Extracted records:
*-*-*

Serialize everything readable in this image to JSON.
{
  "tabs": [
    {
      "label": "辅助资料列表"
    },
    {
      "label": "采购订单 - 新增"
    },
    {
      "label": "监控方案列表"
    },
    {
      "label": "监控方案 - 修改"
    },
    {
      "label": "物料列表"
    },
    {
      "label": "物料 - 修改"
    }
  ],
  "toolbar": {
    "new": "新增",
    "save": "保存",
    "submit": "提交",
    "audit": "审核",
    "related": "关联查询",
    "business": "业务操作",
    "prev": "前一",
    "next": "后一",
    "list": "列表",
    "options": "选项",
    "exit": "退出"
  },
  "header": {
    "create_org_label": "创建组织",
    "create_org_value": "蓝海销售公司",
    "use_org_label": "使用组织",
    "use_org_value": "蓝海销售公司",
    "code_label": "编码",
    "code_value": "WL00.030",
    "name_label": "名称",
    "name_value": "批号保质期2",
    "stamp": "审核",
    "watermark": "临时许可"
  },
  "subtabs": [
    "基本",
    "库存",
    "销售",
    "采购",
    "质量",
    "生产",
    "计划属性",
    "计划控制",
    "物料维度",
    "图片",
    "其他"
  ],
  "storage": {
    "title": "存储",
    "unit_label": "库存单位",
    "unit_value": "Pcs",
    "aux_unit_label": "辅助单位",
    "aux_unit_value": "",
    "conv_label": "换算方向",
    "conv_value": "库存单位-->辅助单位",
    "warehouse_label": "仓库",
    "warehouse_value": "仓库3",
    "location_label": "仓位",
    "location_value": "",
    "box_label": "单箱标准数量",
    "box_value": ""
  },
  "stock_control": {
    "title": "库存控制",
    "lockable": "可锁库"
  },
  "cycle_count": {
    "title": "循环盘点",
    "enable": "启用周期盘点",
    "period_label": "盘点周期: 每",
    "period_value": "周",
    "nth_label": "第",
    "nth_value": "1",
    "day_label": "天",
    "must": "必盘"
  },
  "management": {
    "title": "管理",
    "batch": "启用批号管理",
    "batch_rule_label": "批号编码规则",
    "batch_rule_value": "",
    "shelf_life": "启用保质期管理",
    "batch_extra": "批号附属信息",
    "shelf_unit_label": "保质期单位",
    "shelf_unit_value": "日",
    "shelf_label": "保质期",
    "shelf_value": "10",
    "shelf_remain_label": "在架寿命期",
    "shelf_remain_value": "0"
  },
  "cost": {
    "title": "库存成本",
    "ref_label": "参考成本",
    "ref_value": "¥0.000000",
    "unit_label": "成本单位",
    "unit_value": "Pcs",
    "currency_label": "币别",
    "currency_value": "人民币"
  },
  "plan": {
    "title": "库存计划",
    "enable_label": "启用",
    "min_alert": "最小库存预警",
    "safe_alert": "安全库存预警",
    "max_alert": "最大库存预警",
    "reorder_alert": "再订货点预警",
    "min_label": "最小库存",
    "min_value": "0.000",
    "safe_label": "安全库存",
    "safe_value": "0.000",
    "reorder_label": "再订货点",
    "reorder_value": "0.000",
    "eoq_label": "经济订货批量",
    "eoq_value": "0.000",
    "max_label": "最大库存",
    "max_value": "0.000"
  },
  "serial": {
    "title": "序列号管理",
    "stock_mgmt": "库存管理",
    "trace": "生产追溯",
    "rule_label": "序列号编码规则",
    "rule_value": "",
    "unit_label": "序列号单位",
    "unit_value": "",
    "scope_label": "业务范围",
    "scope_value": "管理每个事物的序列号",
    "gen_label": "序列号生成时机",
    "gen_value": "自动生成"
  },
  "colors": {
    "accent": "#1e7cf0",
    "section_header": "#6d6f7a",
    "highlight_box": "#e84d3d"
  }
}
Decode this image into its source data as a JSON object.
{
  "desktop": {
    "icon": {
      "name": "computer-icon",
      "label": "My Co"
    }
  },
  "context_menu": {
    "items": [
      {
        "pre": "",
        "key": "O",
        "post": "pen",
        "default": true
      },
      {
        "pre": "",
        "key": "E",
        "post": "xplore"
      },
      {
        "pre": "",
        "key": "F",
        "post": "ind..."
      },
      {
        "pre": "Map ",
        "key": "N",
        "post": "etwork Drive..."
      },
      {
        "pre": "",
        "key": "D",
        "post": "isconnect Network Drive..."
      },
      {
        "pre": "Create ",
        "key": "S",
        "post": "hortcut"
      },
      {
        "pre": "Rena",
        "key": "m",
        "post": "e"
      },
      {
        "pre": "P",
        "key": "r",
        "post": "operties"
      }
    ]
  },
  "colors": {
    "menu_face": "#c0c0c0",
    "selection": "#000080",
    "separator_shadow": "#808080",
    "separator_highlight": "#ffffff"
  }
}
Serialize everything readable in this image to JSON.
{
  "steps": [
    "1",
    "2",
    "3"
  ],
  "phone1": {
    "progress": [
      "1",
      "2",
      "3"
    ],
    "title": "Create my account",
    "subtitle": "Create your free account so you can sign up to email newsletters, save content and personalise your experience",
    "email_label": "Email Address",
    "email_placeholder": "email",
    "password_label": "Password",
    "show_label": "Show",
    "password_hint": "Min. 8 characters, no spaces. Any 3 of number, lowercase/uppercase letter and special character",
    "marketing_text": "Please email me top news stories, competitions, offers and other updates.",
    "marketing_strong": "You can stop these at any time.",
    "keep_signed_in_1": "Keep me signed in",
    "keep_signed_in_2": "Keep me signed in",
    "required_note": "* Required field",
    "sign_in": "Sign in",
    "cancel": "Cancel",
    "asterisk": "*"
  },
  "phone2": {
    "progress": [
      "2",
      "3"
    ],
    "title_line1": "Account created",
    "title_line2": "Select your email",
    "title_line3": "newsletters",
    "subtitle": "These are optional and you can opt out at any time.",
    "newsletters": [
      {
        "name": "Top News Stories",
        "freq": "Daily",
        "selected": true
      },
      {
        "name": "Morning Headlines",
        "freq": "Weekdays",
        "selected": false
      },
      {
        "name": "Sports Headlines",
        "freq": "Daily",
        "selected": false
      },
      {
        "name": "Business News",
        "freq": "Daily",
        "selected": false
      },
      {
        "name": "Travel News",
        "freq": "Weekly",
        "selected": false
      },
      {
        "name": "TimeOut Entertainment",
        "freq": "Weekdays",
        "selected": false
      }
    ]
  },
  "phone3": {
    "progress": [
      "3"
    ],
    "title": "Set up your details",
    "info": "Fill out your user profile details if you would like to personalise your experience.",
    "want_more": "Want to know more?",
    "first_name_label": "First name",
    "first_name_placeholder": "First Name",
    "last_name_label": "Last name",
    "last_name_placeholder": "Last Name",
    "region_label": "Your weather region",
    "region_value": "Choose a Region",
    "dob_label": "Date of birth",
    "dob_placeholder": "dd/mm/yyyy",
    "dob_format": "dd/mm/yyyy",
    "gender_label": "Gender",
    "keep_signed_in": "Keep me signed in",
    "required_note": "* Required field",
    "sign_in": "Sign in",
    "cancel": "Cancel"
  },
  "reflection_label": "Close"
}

*-*-*

Task details »
Every record shown above should be written out again exactly.

Written response »
Serialize everything readable in this image to JSON.
{
  "tabs": [
    {
      "label": "辅助资料列表"
    },
    {
      "label": "采购订单 - 新增"
    },
    {
      "label": "监控方案列表"
    },
    {
      "label": "监控方案 - 修改"
    },
    {
      "label": "物料列表"
    },
    {
      "label": "物料 - 修改"
    }
  ],
  "toolbar": {
    "new": "新增",
    "save": "保存",
    "submit": "提交",
    "audit": "审核",
    "related": "关联查询",
    "business": "业务操作",
    "prev": "前一",
    "next": "后一",
    "list": "列表",
    "options": "选项",
    "exit": "退出"
  },
  "header": {
    "create_org_label": "创建组织",
    "create_org_value": "蓝海销售公司",
    "use_org_label": "使用组织",
    "use_org_value": "蓝海销售公司",
    "code_label": "编码",
    "code_value": "WL00.030",
    "name_label": "名称",
    "name_value": "批号保质期2",
    "stamp": "审核",
    "watermark": "临时许可"
  },
  "subtabs": [
    "基本",
    "库存",
    "销售",
    "采购",
    "质量",
    "生产",
    "计划属性",
    "计划控制",
    "物料维度",
    "图片",
    "其他"
  ],
  "storage": {
    "title": "存储",
    "unit_label": "库存单位",
    "unit_value": "Pcs",
    "aux_unit_label": "辅助单位",
    "aux_unit_value": "",
    "conv_label": "换算方向",
    "conv_value": "库存单位-->辅助单位",
    "warehouse_label": "仓库",
    "warehouse_value": "仓库3",
    "location_label": "仓位",
    "location_value": "",
    "box_label": "单箱标准数量",
    "box_value": ""
  },
  "stock_control": {
    "title": "库存控制",
    "lockable": "可锁库"
  },
  "cycle_count": {
    "title": "循环盘点",
    "enable": "启用周期盘点",
    "period_label": "盘点周期: 每",
    "period_value": "周",
    "nth_label": "第",
    "nth_value": "1",
    "day_label": "天",
    "must": "必盘"
  },
  "management": {
    "title": "管理",
    "batch": "启用批号管理",
    "batch_rule_label": "批号编码规则",
    "batch_rule_value": "",
    "shelf_life": "启用保质期管理",
    "batch_extra": "批号附属信息",
    "shelf_unit_label": "保质期单位",
    "shelf_unit_value": "日",
    "shelf_label": "保质期",
    "shelf_value": "10",
    "shelf_remain_label": "在架寿命期",
    "shelf_remain_value": "0"
  },
  "cost": {
    "title": "库存成本",
    "ref_label": "参考成本",
    "ref_value": "¥0.000000",
    "unit_label": "成本单位",
    "unit_value": "Pcs",
    "currency_label": "币别",
    "currency_value": "人民币"
  },
  "plan": {
    "title": "库存计划",
    "enable_label": "启用",
    "min_alert": "最小库存预警",
    "safe_alert": "安全库存预警",
    "max_alert": "最大库存预警",
    "reorder_alert": "再订货点预警",
    "min_label": "最小库存",
    "min_value": "0.000",
    "safe_label": "安全库存",
    "safe_value": "0.000",
    "reorder_label": "再订货点",
    "reorder_value": "0.000",
    "eoq_label": "经济订货批量",
    "eoq_value": "0.000",
    "max_label": "最大库存",
    "max_value": "0.000"
  },
  "serial": {
    "title": "序列号管理",
    "stock_mgmt": "库存管理",
    "trace": "生产追溯",
    "rule_label": "序列号编码规则",
    "rule_value": "",
    "unit_label": "序列号单位",
    "unit_value": "",
    "scope_label": "业务范围",
    "scope_value": "管理每个事物的序列号",
    "gen_label": "序列号生成时机",
    "gen_value": "自动生成"
  },
  "colors": {
    "accent": "#1e7cf0",
    "section_header": "#6d6f7a",
    "highlight_box": "#e84d3d"
  }
}
Decode this image into its source data as a JSON object.
{
  "desktop": {
    "icon": {
      "name": "computer-icon",
      "label": "My Co"
    }
  },
  "context_menu": {
    "items": [
      {
        "pre": "",
        "key": "O",
        "post": "pen",
        "default": true
      },
      {
        "pre": "",
        "key": "E",
        "post": "xplore"
      },
      {
        "pre": "",
        "key": "F",
        "post": "ind..."
      },
      {
        "pre": "Map ",
        "key": "N",
        "post": "etwork Drive..."
      },
      {
        "pre": "",
        "key": "D",
        "post": "isconnect Network Drive..."
      },
      {
        "pre": "Create ",
        "key": "S",
        "post": "hortcut"
      },
      {
        "pre": "Rena",
        "key": "m",
        "post": "e"
      },
      {
        "pre": "P",
        "key": "r",
        "post": "operties"
      }
    ]
  },
  "colors": {
    "menu_face": "#c0c0c0",
    "selection": "#000080",
    "separator_shadow": "#808080",
    "separator_highlight": "#ffffff"
  }
}
Serialize everything readable in this image to JSON.
{
  "steps": [
    "1",
    "2",
    "3"
  ],
  "phone1": {
    "progress": [
      "1",
      "2",
      "3"
    ],
    "title": "Create my account",
    "subtitle": "Create your free account so you can sign up to email newsletters, save content and personalise your experience",
    "email_label": "Email Address",
    "email_placeholder": "email",
    "password_label": "Password",
    "show_label": "Show",
    "password_hint": "Min. 8 characters, no spaces. Any 3 of number, lowercase/uppercase letter and special character",
    "marketing_text": "Please email me top news stories, competitions, offers and other updates.",
    "marketing_strong": "You can stop these at any time.",
    "keep_signed_in_1": "Keep me signed in",
    "keep_signed_in_2": "Keep me signed in",
    "required_note": "* Required field",
    "sign_in": "Sign in",
    "cancel": "Cancel",
    "asterisk": "*"
  },
  "phone2": {
    "progress": [
      "2",
      "3"
    ],
    "title_line1": "Account created",
    "title_line2": "Select your email",
    "title_line3": "newsletters",
    "subtitle": "These are optional and you can opt out at any time.",
    "newsletters": [
      {
        "name": "Top News Stories",
        "freq": "Daily",
        "selected": true
      },
      {
        "name": "Morning Headlines",
        "freq": "Weekdays",
        "selected": false
      },
      {
        "name": "Sports Headlines",
        "freq": "Daily",
        "selected": false
      },
      {
        "name": "Business News",
        "freq": "Daily",
        "selected": false
      },
      {
        "name": "Travel News",
        "freq": "Weekly",
        "selected": false
      },
      {
        "name": "TimeOut Entertainment",
        "freq": "Weekdays",
        "selected": false
      }
    ]
  },
  "phone3": {
    "progress": [
      "3"
    ],
    "title": "Set up your details",
    "info": "Fill out your user profile details if you would like to personalise your experience.",
    "want_more": "Want to know more?",
    "first_name_label": "First name",
    "first_name_placeholder": "First Name",
    "last_name_label": "Last name",
    "last_name_placeholder": "Last Name",
    "region_label": "Your weather region",
    "region_value": "Choose a Region",
    "dob_label": "Date of birth",
    "dob_placeholder": "dd/mm/yyyy",
    "dob_format": "dd/mm/yyyy",
    "gender_label": "Gender",
    "keep_signed_in": "Keep me signed in",
    "required_note": "* Required field",
    "sign_in": "Sign in",
    "cancel": "Cancel"
  },
  "reflection_label": "Close"
}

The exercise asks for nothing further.